*Data provided*.

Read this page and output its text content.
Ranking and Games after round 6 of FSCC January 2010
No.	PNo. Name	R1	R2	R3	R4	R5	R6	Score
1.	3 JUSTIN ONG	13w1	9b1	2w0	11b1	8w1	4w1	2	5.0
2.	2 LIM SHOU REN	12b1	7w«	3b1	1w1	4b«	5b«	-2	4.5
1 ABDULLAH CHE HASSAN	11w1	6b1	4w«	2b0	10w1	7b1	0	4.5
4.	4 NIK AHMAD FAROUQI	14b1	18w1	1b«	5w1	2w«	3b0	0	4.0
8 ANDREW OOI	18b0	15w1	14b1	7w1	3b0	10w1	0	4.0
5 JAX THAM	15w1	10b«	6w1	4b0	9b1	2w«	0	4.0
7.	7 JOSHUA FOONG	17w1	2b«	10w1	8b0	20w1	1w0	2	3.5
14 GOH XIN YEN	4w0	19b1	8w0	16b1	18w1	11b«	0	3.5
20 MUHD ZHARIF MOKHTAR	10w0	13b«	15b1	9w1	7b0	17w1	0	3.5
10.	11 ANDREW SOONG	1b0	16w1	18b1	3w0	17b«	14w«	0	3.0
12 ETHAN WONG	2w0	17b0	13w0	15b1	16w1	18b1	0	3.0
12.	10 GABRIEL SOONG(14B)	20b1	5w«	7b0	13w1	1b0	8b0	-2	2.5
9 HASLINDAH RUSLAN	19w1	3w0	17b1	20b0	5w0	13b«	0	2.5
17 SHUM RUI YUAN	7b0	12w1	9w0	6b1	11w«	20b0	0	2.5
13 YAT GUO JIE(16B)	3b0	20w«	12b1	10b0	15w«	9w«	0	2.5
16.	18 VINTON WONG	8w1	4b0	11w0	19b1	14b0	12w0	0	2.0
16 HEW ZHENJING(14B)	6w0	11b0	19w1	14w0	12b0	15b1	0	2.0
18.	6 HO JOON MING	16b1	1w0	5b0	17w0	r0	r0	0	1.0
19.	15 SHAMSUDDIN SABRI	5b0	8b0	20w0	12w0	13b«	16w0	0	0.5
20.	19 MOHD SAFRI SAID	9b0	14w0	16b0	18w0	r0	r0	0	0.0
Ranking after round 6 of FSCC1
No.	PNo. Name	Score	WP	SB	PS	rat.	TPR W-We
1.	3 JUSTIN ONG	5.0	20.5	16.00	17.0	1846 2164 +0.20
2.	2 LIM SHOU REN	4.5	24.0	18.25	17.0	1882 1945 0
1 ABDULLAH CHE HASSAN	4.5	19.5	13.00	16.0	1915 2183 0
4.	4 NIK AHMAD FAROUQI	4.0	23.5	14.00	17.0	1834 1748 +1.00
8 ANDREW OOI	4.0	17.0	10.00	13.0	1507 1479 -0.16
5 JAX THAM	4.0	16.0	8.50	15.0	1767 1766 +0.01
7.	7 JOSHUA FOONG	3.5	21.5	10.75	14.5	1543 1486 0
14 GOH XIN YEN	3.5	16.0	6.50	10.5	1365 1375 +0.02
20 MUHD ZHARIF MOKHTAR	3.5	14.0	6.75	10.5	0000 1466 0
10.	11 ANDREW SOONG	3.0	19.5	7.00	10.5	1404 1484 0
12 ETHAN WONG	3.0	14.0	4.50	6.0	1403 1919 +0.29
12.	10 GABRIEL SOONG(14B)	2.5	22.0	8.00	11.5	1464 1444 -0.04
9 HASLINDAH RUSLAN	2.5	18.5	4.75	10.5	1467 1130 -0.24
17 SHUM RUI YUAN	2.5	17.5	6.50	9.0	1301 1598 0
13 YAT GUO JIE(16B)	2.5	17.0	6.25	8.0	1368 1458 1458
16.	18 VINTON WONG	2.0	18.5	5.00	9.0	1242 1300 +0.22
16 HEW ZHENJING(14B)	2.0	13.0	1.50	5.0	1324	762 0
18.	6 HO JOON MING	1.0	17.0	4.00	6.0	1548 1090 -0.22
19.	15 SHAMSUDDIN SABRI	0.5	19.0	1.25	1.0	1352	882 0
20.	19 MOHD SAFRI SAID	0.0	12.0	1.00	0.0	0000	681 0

*Given problem*. Print back all the lines verbatim.

*Exercise result*.
Read this page and output its text content.
Ranking and Games after round 6 of FSCC January 2010
No.	PNo. Name	R1	R2	R3	R4	R5	R6	Score
1.	3 JUSTIN ONG	13w1	9b1	2w0	11b1	8w1	4w1	2	5.0
2.	2 LIM SHOU REN	12b1	7w«	3b1	1w1	4b«	5b«	-2	4.5
1 ABDULLAH CHE HASSAN	11w1	6b1	4w«	2b0	10w1	7b1	0	4.5
4.	4 NIK AHMAD FAROUQI	14b1	18w1	1b«	5w1	2w«	3b0	0	4.0
8 ANDREW OOI	18b0	15w1	14b1	7w1	3b0	10w1	0	4.0
5 JAX THAM	15w1	10b«	6w1	4b0	9b1	2w«	0	4.0
7.	7 JOSHUA FOONG	17w1	2b«	10w1	8b0	20w1	1w0	2	3.5
14 GOH XIN YEN	4w0	19b1	8w0	16b1	18w1	11b«	0	3.5
20 MUHD ZHARIF MOKHTAR	10w0	13b«	15b1	9w1	7b0	17w1	0	3.5
10.	11 ANDREW SOONG	1b0	16w1	18b1	3w0	17b«	14w«	0	3.0
12 ETHAN WONG	2w0	17b0	13w0	15b1	16w1	18b1	0	3.0
12.	10 GABRIEL SOONG(14B)	20b1	5w«	7b0	13w1	1b0	8b0	-2	2.5
9 HASLINDAH RUSLAN	19w1	3w0	17b1	20b0	5w0	13b«	0	2.5
17 SHUM RUI YUAN	7b0	12w1	9w0	6b1	11w«	20b0	0	2.5
13 YAT GUO JIE(16B)	3b0	20w«	12b1	10b0	15w«	9w«	0	2.5
16.	18 VINTON WONG	8w1	4b0	11w0	19b1	14b0	12w0	0	2.0
16 HEW ZHENJING(14B)	6w0	11b0	19w1	14w0	12b0	15b1	0	2.0
18.	6 HO JOON MING	16b1	1w0	5b0	17w0	r0	r0	0	1.0
19.	15 SHAMSUDDIN SABRI	5b0	8b0	20w0	12w0	13b«	16w0	0	0.5
20.	19 MOHD SAFRI SAID	9b0	14w0	16b0	18w0	r0	r0	0	0.0
Ranking after round 6 of FSCC1
No.	PNo. Name	Score	WP	SB	PS	rat.	TPR W-We
1.	3 JUSTIN ONG	5.0	20.5	16.00	17.0	1846 2164 +0.20
2.	2 LIM SHOU REN	4.5	24.0	18.25	17.0	1882 1945 0
1 ABDULLAH CHE HASSAN	4.5	19.5	13.00	16.0	1915 2183 0
4.	4 NIK AHMAD FAROUQI	4.0	23.5	14.00	17.0	1834 1748 +1.00
8 ANDREW OOI	4.0	17.0	10.00	13.0	1507 1479 -0.16
5 JAX THAM	4.0	16.0	8.50	15.0	1767 1766 +0.01
7.	7 JOSHUA FOONG	3.5	21.5	10.75	14.5	1543 1486 0
14 GOH XIN YEN	3.5	16.0	6.50	10.5	1365 1375 +0.02
20 MUHD ZHARIF MOKHTAR	3.5	14.0	6.75	10.5	0000 1466 0
10.	11 ANDREW SOONG	3.0	19.5	7.00	10.5	1404 1484 0
12 ETHAN WONG	3.0	14.0	4.50	6.0	1403 1919 +0.29
12.	10 GABRIEL SOONG(14B)	2.5	22.0	8.00	11.5	1464 1444 -0.04
9 HASLINDAH RUSLAN	2.5	18.5	4.75	10.5	1467 1130 -0.24
17 SHUM RUI YUAN	2.5	17.5	6.50	9.0	1301 1598 0
13 YAT GUO JIE(16B)	2.5	17.0	6.25	8.0	1368 1458 1458
16.	18 VINTON WONG	2.0	18.5	5.00	9.0	1242 1300 +0.22
16 HEW ZHENJING(14B)	2.0	13.0	1.50	5.0	1324	762 0
18.	6 HO JOON MING	1.0	17.0	4.00	6.0	1548 1090 -0.22
19.	15 SHAMSUDDIN SABRI	0.5	19.0	1.25	1.0	1352	882 0
20.	19 MOHD SAFRI SAID	0.0	12.0	1.00	0.0	0000	681 0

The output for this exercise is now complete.